■ Exercise details ■
Within the material below, find each line bearing the word "μάλιστα" and present it.

(Collected data)
/---

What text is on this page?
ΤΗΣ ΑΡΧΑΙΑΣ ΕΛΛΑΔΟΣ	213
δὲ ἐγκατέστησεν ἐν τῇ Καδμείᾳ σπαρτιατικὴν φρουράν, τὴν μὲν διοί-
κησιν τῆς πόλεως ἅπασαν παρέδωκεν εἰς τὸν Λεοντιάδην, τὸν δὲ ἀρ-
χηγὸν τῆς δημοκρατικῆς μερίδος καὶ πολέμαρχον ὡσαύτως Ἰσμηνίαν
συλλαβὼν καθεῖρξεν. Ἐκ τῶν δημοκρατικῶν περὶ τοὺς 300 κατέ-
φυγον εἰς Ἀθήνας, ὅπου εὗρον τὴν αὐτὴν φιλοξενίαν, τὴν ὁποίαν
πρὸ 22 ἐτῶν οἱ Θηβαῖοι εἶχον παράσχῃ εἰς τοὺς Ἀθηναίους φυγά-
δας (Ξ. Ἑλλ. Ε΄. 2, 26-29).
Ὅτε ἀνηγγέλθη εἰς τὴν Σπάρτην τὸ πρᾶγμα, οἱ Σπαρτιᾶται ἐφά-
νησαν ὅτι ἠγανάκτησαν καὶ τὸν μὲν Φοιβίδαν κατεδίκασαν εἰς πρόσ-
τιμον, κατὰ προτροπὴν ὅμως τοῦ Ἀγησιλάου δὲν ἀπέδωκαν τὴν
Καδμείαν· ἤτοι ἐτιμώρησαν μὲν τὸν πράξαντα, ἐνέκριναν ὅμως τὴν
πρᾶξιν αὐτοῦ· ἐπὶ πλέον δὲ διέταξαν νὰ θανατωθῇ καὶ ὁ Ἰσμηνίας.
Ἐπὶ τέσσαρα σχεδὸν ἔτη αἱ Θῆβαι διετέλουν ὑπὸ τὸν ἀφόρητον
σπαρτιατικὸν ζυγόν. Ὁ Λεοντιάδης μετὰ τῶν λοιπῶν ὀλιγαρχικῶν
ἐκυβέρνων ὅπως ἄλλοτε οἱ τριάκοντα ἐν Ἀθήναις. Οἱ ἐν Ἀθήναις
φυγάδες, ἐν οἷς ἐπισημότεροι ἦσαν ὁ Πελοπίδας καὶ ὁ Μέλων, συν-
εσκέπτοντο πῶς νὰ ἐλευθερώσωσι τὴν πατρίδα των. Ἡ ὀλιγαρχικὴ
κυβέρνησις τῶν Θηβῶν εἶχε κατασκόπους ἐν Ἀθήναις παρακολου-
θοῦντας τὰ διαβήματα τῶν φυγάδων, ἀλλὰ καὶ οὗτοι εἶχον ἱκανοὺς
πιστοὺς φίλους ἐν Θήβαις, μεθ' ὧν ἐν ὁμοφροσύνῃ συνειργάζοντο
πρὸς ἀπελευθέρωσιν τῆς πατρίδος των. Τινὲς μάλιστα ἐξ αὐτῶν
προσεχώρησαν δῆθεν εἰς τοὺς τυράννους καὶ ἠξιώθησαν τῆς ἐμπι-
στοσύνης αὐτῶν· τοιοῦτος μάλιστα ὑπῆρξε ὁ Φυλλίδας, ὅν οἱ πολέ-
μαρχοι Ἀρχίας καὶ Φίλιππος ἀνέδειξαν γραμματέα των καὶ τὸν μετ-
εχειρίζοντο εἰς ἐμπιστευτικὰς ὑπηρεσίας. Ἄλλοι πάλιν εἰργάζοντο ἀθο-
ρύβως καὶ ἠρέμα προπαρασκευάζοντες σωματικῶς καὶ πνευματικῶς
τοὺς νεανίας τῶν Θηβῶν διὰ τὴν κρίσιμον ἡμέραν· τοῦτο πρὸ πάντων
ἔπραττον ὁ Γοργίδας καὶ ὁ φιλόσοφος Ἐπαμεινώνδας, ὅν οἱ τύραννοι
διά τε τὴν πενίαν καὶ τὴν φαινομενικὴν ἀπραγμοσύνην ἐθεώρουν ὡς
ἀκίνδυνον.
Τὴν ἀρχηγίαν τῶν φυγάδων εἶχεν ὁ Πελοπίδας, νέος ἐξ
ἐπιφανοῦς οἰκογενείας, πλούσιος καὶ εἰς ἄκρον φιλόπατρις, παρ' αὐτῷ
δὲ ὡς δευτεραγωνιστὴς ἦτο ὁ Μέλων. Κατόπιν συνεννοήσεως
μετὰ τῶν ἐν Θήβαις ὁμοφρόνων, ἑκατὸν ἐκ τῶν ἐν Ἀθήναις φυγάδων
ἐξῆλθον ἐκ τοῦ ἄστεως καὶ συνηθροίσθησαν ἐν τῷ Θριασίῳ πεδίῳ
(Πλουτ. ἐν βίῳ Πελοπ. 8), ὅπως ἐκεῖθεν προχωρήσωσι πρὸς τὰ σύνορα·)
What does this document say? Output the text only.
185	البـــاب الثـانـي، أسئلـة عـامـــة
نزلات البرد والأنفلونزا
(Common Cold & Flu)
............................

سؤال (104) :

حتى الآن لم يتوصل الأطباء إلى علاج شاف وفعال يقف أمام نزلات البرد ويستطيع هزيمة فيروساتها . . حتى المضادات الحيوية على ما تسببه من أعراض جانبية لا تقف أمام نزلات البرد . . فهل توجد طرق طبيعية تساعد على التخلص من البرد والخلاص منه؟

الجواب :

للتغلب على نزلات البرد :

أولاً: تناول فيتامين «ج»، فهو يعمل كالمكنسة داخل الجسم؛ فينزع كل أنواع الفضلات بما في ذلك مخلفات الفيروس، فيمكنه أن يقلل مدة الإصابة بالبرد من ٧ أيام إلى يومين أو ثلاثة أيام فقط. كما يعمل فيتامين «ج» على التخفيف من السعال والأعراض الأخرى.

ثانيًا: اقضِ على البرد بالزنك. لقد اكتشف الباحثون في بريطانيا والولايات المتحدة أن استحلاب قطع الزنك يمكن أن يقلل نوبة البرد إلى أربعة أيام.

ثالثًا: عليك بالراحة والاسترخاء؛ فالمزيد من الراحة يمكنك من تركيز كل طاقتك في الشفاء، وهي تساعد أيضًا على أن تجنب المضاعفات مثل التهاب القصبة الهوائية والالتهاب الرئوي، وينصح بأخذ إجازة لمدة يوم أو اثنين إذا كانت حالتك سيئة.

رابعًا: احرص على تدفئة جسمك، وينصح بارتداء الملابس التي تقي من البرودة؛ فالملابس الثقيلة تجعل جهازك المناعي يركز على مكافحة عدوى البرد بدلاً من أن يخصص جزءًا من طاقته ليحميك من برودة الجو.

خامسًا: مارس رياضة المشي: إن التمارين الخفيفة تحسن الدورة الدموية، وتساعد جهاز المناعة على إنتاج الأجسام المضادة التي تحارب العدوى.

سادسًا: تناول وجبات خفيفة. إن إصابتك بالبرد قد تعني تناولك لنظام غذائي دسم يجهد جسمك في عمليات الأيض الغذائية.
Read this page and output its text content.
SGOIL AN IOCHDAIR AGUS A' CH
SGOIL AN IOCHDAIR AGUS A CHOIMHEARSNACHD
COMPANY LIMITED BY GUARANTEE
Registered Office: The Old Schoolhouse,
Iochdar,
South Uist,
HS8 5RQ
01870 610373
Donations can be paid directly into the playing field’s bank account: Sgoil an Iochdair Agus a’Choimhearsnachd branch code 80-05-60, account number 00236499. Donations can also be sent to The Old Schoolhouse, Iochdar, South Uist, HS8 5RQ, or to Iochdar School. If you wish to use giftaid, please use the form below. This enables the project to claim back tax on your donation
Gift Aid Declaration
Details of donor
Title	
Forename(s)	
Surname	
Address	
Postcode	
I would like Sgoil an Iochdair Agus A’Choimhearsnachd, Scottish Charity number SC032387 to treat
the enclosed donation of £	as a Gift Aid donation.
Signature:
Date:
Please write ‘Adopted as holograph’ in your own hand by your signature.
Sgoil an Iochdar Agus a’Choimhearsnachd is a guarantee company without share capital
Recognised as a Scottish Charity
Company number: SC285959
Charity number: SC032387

\---

■ Answer ■
πρὸς ἀπελευθέρωσιν τῆς πατρίδος των. Τινὲς μάλιστα ἐξ αὐτῶν
στοσύνης αὐτῶν· τοιοῦτος μάλιστα ὑπῆρξε ὁ Φυλλίδας, ὅν οἱ πολέ-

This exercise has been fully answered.